Exercise details: Copy the data precisely, keeping every character.

# # # # # # #

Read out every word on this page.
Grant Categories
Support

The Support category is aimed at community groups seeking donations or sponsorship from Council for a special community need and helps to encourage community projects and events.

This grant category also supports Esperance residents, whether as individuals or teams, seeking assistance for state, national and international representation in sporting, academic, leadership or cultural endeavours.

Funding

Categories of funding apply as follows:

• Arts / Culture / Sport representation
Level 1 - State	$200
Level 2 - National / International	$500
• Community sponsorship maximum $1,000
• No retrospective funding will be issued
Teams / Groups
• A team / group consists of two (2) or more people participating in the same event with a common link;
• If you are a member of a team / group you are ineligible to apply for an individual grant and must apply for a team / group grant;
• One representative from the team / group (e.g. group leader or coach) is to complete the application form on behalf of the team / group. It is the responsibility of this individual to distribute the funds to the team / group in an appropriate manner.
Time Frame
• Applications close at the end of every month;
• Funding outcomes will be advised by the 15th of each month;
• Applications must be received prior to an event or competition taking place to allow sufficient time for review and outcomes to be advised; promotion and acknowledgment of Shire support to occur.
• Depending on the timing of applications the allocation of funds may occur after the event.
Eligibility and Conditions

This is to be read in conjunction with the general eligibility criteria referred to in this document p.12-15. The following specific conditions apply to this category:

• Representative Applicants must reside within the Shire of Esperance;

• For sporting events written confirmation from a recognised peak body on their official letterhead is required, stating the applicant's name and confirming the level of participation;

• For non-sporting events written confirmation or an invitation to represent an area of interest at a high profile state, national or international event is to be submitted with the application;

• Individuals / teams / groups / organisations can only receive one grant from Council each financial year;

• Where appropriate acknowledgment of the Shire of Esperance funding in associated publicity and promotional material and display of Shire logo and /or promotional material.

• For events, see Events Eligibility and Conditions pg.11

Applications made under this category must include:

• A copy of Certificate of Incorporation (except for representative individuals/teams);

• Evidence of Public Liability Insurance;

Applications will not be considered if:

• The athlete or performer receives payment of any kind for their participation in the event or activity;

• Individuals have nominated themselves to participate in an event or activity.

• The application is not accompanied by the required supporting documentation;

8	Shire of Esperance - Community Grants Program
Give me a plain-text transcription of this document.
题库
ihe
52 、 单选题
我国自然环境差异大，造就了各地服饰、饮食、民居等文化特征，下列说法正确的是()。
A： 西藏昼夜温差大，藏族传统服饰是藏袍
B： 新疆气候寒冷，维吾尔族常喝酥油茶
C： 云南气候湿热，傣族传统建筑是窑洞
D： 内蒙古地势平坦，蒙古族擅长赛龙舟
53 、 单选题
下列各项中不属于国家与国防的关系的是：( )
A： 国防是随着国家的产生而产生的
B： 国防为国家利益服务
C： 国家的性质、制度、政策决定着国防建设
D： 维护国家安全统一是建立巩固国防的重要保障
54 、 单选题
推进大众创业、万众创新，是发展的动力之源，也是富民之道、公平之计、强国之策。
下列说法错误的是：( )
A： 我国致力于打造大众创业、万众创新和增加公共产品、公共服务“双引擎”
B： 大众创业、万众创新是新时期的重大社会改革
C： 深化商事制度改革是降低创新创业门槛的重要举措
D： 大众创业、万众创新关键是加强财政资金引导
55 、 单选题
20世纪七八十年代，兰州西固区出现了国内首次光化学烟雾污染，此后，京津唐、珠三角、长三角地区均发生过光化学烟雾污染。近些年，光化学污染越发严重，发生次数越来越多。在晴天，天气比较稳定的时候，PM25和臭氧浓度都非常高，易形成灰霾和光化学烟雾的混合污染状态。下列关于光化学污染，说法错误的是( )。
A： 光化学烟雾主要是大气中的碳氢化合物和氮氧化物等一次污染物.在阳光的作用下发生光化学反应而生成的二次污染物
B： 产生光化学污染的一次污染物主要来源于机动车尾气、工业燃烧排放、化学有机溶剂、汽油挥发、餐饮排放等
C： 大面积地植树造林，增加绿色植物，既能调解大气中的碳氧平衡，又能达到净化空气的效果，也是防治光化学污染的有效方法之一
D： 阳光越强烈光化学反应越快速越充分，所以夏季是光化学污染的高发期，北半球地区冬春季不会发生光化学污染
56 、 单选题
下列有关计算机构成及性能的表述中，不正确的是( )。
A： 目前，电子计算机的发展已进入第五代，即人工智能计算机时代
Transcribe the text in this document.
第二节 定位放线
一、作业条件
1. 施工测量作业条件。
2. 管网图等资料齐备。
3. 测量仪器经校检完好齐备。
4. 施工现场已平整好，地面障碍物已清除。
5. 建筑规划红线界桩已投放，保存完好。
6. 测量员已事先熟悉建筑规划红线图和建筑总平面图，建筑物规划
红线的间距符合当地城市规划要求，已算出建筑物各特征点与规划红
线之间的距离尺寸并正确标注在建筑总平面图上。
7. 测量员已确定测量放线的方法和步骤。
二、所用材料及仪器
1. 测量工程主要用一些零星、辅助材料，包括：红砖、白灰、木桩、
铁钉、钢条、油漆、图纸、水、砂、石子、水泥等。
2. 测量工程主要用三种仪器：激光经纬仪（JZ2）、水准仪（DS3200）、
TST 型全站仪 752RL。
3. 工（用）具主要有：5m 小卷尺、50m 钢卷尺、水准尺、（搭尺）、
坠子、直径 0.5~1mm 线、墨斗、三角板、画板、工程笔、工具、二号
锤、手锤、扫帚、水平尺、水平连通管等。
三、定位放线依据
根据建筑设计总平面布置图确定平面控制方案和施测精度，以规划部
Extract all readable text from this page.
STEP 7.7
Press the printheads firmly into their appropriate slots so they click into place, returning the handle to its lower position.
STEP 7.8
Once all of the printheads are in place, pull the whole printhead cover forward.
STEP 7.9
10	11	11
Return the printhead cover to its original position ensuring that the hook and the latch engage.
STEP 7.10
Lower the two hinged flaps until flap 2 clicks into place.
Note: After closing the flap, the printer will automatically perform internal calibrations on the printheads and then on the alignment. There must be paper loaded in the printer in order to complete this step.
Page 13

# # # # # # #

Solved problem:
Read out every word on this page.
Grant Categories
Support

The Support category is aimed at community groups seeking donations or sponsorship from Council for a special community need and helps to encourage community projects and events.

This grant category also supports Esperance residents, whether as individuals or teams, seeking assistance for state, national and international representation in sporting, academic, leadership or cultural endeavours.

Funding

Categories of funding apply as follows:

• Arts / Culture / Sport representation
Level 1 - State	$200
Level 2 - National / International	$500
• Community sponsorship maximum $1,000
• No retrospective funding will be issued
Teams / Groups
• A team / group consists of two (2) or more people participating in the same event with a common link;
• If you are a member of a team / group you are ineligible to apply for an individual grant and must apply for a team / group grant;
• One representative from the team / group (e.g. group leader or coach) is to complete the application form on behalf of the team / group. It is the responsibility of this individual to distribute the funds to the team / group in an appropriate manner.
Time Frame
• Applications close at the end of every month;
• Funding outcomes will be advised by the 15th of each month;
• Applications must be received prior to an event or competition taking place to allow sufficient time for review and outcomes to be advised; promotion and acknowledgment of Shire support to occur.
• Depending on the timing of applications the allocation of funds may occur after the event.
Eligibility and Conditions

This is to be read in conjunction with the general eligibility criteria referred to in this document p.12-15. The following specific conditions apply to this category:

• Representative Applicants must reside within the Shire of Esperance;

• For sporting events written confirmation from a recognised peak body on their official letterhead is required, stating the applicant's name and confirming the level of participation;

• For non-sporting events written confirmation or an invitation to represent an area of interest at a high profile state, national or international event is to be submitted with the application;

• Individuals / teams / groups / organisations can only receive one grant from Council each financial year;

• Where appropriate acknowledgment of the Shire of Esperance funding in associated publicity and promotional material and display of Shire logo and /or promotional material.

• For events, see Events Eligibility and Conditions pg.11

Applications made under this category must include:

• A copy of Certificate of Incorporation (except for representative individuals/teams);

• Evidence of Public Liability Insurance;

Applications will not be considered if:

• The athlete or performer receives payment of any kind for their participation in the event or activity;

• Individuals have nominated themselves to participate in an event or activity.

• The application is not accompanied by the required supporting documentation;

8	Shire of Esperance - Community Grants Program
Give me a plain-text transcription of this document.
题库
ihe
52 、 单选题
我国自然环境差异大，造就了各地服饰、饮食、民居等文化特征，下列说法正确的是()。
A： 西藏昼夜温差大，藏族传统服饰是藏袍
B： 新疆气候寒冷，维吾尔族常喝酥油茶
C： 云南气候湿热，傣族传统建筑是窑洞
D： 内蒙古地势平坦，蒙古族擅长赛龙舟
53 、 单选题
下列各项中不属于国家与国防的关系的是：( )
A： 国防是随着国家的产生而产生的
B： 国防为国家利益服务
C： 国家的性质、制度、政策决定着国防建设
D： 维护国家安全统一是建立巩固国防的重要保障
54 、 单选题
推进大众创业、万众创新，是发展的动力之源，也是富民之道、公平之计、强国之策。
下列说法错误的是：( )
A： 我国致力于打造大众创业、万众创新和增加公共产品、公共服务“双引擎”
B： 大众创业、万众创新是新时期的重大社会改革
C： 深化商事制度改革是降低创新创业门槛的重要举措
D： 大众创业、万众创新关键是加强财政资金引导
55 、 单选题
20世纪七八十年代，兰州西固区出现了国内首次光化学烟雾污染，此后，京津唐、珠三角、长三角地区均发生过光化学烟雾污染。近些年，光化学污染越发严重，发生次数越来越多。在晴天，天气比较稳定的时候，PM25和臭氧浓度都非常高，易形成灰霾和光化学烟雾的混合污染状态。下列关于光化学污染，说法错误的是( )。
A： 光化学烟雾主要是大气中的碳氢化合物和氮氧化物等一次污染物.在阳光的作用下发生光化学反应而生成的二次污染物
B： 产生光化学污染的一次污染物主要来源于机动车尾气、工业燃烧排放、化学有机溶剂、汽油挥发、餐饮排放等
C： 大面积地植树造林，增加绿色植物，既能调解大气中的碳氧平衡，又能达到净化空气的效果，也是防治光化学污染的有效方法之一
D： 阳光越强烈光化学反应越快速越充分，所以夏季是光化学污染的高发期，北半球地区冬春季不会发生光化学污染
56 、 单选题
下列有关计算机构成及性能的表述中，不正确的是( )。
A： 目前，电子计算机的发展已进入第五代，即人工智能计算机时代
Transcribe the text in this document.
第二节 定位放线
一、作业条件
1. 施工测量作业条件。
2. 管网图等资料齐备。
3. 测量仪器经校检完好齐备。
4. 施工现场已平整好，地面障碍物已清除。
5. 建筑规划红线界桩已投放，保存完好。
6. 测量员已事先熟悉建筑规划红线图和建筑总平面图，建筑物规划
红线的间距符合当地城市规划要求，已算出建筑物各特征点与规划红
线之间的距离尺寸并正确标注在建筑总平面图上。
7. 测量员已确定测量放线的方法和步骤。
二、所用材料及仪器
1. 测量工程主要用一些零星、辅助材料，包括：红砖、白灰、木桩、
铁钉、钢条、油漆、图纸、水、砂、石子、水泥等。
2. 测量工程主要用三种仪器：激光经纬仪（JZ2）、水准仪（DS3200）、
TST 型全站仪 752RL。
3. 工（用）具主要有：5m 小卷尺、50m 钢卷尺、水准尺、（搭尺）、
坠子、直径 0.5~1mm 线、墨斗、三角板、画板、工程笔、工具、二号
锤、手锤、扫帚、水平尺、水平连通管等。
三、定位放线依据
根据建筑设计总平面布置图确定平面控制方案和施测精度，以规划部
Extract all readable text from this page.
STEP 7.7
Press the printheads firmly into their appropriate slots so they click into place, returning the handle to its lower position.
STEP 7.8
Once all of the printheads are in place, pull the whole printhead cover forward.
STEP 7.9
10	11	11
Return the printhead cover to its original position ensuring that the hook and the latch engage.
STEP 7.10
Lower the two hinged flaps until flap 2 clicks into place.
Note: After closing the flap, the printer will automatically perform internal calibrations on the printheads and then on the alignment. There must be paper loaded in the printer in order to complete this step.
Page 13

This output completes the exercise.